### Instruction
Determine which lines of the records include the word "scores", and copy them.

### Source records
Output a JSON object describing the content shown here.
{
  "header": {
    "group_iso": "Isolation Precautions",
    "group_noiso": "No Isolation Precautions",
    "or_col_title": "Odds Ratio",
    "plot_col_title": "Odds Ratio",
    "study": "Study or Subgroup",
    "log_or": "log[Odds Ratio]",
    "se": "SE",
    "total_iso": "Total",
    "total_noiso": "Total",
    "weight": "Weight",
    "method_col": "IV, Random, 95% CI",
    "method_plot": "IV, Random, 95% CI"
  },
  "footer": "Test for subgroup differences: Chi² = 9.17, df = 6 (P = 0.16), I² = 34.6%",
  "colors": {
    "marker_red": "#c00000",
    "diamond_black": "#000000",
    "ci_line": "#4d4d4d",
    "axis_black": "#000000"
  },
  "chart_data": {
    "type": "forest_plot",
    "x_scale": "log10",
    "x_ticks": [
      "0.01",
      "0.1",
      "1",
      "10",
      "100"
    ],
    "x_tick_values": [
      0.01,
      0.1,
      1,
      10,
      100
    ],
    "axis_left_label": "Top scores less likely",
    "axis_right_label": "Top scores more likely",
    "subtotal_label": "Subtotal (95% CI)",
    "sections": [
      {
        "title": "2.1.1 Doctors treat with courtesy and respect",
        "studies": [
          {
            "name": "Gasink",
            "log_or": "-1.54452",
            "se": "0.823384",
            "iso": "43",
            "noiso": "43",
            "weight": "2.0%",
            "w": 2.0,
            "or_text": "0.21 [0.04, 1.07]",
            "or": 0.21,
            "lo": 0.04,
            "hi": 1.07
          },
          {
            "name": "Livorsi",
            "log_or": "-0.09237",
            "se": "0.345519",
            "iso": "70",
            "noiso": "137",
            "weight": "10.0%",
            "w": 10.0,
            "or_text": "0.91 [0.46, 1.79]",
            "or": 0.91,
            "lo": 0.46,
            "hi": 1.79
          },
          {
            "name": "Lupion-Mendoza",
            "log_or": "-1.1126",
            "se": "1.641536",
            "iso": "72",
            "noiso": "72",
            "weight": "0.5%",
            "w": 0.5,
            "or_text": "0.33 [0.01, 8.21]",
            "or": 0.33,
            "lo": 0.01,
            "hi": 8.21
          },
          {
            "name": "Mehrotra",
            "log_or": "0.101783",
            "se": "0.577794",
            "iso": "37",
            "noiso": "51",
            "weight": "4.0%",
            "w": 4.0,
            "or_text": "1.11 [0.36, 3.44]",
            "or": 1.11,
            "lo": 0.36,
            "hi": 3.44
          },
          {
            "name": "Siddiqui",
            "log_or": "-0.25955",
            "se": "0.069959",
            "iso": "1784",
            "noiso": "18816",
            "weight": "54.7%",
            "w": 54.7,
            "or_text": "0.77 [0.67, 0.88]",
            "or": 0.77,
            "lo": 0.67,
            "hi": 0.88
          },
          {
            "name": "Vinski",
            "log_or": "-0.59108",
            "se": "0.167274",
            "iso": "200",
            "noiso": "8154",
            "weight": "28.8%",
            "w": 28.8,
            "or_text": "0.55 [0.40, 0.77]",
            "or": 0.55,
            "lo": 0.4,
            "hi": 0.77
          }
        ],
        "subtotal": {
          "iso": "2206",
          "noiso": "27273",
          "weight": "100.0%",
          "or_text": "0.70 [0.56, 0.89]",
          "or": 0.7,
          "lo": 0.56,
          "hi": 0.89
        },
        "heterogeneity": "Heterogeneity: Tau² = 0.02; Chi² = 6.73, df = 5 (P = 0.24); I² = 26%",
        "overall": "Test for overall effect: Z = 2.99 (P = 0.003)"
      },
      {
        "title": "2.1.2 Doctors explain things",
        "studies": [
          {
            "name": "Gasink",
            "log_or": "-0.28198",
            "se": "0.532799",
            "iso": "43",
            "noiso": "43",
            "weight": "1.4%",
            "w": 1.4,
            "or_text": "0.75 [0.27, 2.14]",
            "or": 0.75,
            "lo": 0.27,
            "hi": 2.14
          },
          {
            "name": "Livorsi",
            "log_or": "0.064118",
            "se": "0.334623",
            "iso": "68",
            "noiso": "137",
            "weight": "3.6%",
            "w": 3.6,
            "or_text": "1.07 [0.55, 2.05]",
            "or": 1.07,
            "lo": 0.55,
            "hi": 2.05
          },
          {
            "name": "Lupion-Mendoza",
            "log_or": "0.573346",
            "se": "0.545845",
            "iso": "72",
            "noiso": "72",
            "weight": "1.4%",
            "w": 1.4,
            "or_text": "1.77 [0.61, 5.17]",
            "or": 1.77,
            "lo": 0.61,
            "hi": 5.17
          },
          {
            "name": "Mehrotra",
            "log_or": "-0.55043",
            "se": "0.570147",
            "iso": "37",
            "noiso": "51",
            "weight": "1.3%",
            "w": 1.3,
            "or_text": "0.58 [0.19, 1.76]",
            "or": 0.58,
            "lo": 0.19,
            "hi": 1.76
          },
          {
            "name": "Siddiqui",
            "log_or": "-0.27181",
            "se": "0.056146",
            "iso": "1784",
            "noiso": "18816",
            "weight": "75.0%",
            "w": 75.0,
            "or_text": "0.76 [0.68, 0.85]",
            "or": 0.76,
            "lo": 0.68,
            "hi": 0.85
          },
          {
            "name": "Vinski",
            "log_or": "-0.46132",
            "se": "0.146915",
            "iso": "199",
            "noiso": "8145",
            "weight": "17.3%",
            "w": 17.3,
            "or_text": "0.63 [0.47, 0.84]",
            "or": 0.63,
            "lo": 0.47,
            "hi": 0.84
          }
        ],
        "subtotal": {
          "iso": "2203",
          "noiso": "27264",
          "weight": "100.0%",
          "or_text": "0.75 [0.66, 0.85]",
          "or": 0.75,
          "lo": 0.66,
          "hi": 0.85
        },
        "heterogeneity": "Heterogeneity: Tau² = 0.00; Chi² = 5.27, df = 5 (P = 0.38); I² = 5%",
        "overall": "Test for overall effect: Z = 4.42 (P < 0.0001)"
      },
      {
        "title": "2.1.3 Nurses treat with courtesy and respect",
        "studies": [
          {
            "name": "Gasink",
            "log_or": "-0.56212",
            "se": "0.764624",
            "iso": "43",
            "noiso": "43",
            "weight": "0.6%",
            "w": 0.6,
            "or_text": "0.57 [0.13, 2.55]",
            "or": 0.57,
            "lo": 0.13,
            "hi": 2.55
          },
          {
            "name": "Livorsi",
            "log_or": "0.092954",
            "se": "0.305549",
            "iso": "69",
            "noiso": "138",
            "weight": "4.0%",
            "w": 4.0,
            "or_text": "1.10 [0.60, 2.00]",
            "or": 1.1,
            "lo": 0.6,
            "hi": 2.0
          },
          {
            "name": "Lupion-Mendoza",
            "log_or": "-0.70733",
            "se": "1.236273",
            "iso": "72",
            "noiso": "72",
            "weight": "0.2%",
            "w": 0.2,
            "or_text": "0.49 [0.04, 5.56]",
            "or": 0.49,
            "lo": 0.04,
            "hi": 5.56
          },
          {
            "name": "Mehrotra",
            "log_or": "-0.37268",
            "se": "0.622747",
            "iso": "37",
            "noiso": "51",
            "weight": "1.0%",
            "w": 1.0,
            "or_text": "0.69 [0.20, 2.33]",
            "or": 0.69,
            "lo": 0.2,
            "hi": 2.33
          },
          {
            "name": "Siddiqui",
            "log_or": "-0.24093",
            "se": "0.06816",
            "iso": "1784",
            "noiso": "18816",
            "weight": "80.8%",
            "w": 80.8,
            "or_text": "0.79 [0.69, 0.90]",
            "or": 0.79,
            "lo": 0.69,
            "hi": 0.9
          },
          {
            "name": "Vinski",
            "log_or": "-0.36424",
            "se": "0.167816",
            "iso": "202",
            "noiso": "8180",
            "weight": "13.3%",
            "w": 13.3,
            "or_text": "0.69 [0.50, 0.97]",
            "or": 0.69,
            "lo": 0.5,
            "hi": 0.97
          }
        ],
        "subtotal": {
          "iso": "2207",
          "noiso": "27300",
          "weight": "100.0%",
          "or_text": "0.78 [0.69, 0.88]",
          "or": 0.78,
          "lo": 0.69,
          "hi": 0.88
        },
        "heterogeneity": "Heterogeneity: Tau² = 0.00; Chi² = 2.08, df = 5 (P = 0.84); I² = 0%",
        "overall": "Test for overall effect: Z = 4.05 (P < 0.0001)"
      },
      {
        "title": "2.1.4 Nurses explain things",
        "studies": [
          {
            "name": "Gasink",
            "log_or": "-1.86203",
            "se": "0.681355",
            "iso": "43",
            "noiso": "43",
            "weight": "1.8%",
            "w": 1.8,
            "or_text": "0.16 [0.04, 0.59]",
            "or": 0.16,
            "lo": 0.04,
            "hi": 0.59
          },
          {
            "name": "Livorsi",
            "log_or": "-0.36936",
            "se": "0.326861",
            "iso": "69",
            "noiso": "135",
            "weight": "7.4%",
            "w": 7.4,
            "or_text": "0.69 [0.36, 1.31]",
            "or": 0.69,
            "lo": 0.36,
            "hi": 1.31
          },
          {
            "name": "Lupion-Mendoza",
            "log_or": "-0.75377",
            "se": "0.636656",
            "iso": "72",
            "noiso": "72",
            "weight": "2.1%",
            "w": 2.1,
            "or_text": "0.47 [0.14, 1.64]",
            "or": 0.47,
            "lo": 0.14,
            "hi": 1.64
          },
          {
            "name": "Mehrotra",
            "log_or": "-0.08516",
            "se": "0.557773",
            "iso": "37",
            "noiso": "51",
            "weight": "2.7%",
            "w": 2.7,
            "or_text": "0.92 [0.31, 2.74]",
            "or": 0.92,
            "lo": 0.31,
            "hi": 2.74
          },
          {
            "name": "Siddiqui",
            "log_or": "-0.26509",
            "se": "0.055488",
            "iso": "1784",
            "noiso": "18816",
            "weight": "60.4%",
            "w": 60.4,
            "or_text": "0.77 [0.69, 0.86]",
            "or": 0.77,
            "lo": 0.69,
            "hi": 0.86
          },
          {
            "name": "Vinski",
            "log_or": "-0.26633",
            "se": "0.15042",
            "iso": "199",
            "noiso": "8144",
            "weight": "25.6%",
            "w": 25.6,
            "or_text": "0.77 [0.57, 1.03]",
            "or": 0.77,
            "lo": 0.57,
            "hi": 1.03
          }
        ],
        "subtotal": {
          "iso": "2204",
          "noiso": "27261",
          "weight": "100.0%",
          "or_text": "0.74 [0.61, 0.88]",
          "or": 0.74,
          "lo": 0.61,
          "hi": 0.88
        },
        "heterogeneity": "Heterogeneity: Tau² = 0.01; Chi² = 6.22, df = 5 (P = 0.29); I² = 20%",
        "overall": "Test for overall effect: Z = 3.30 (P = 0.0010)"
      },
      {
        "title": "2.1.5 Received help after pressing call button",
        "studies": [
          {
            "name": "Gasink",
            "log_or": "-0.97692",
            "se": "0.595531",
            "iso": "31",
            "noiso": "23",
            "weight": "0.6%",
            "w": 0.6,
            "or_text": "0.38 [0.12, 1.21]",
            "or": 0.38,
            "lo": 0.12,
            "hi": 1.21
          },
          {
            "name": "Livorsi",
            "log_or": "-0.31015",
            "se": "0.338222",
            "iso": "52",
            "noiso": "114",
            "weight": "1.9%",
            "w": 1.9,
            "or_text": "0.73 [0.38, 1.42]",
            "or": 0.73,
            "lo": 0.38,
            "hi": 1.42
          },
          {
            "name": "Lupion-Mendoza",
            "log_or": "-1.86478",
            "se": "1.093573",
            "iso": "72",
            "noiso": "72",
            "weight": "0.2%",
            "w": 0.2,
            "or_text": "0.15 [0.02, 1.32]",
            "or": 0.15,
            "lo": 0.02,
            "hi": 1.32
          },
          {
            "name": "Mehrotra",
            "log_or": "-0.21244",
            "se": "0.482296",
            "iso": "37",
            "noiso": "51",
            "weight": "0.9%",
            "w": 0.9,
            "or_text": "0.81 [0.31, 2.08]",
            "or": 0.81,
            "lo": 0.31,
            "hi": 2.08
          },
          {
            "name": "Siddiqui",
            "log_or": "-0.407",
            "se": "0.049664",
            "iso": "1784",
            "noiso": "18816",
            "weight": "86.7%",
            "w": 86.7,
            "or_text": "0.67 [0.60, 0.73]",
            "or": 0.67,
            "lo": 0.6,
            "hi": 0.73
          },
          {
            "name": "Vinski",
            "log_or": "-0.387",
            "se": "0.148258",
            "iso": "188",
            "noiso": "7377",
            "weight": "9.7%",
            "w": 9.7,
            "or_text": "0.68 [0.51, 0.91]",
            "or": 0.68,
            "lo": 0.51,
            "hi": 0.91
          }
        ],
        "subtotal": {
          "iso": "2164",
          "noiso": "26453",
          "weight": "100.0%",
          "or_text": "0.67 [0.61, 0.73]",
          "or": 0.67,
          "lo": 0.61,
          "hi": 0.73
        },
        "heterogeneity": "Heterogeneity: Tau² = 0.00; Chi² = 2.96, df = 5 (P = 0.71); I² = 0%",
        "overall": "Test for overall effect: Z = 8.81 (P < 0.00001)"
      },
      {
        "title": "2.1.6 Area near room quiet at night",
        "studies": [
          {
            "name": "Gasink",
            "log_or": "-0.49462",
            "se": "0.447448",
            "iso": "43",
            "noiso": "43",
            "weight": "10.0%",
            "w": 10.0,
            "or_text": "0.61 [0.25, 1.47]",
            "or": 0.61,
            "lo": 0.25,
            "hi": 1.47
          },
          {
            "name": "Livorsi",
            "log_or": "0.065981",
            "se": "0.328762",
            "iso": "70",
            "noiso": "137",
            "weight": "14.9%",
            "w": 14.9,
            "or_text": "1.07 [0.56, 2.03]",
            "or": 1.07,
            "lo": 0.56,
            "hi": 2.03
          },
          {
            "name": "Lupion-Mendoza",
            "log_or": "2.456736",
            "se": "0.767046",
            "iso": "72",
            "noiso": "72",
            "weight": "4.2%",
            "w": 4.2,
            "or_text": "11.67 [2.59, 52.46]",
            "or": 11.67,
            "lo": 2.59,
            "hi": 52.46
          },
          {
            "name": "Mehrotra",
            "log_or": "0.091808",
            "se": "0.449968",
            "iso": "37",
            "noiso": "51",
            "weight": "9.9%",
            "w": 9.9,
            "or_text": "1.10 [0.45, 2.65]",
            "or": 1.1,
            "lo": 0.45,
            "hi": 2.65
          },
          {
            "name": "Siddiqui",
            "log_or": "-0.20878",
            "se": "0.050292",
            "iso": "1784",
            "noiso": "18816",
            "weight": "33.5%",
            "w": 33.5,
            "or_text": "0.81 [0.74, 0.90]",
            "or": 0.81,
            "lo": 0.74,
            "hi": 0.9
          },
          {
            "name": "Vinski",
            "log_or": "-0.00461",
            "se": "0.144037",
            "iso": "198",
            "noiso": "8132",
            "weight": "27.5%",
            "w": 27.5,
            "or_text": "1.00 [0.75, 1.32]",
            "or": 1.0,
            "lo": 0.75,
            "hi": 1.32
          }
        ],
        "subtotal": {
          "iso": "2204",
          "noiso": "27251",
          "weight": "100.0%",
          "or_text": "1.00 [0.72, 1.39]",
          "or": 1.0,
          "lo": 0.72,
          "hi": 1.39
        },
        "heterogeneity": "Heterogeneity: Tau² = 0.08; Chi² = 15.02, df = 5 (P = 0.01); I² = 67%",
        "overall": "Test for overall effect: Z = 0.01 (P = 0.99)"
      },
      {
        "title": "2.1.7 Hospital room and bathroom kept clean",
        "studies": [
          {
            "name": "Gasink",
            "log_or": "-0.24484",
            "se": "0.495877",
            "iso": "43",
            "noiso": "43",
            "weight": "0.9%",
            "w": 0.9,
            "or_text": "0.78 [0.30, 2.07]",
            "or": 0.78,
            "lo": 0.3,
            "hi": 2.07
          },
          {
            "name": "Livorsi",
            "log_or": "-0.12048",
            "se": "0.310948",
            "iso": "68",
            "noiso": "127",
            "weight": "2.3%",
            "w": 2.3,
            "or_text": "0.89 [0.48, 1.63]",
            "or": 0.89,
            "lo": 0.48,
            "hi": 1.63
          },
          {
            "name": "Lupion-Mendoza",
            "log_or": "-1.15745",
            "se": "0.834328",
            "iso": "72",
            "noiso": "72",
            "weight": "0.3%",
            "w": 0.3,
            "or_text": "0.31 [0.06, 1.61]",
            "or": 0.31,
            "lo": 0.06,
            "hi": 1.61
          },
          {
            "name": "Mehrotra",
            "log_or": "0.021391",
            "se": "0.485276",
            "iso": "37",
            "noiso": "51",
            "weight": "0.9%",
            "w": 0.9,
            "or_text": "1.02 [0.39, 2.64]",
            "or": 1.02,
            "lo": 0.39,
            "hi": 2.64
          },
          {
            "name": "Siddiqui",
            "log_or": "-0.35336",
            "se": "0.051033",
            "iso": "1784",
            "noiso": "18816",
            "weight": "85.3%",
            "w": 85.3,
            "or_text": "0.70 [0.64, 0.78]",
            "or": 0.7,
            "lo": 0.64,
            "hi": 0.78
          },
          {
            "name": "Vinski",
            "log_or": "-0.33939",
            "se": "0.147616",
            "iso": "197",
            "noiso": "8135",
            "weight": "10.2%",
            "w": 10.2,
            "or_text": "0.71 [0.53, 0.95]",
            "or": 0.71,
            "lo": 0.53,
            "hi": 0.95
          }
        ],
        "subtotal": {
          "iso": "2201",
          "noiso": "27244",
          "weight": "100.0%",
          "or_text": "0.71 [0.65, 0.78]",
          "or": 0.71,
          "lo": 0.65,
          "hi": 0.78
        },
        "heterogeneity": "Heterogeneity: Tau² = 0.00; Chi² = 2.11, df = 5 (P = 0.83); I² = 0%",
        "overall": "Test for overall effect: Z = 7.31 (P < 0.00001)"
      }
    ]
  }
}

### Solution below
    "axis_left_label": "Top scores less likely",
    "axis_right_label": "Top scores more likely",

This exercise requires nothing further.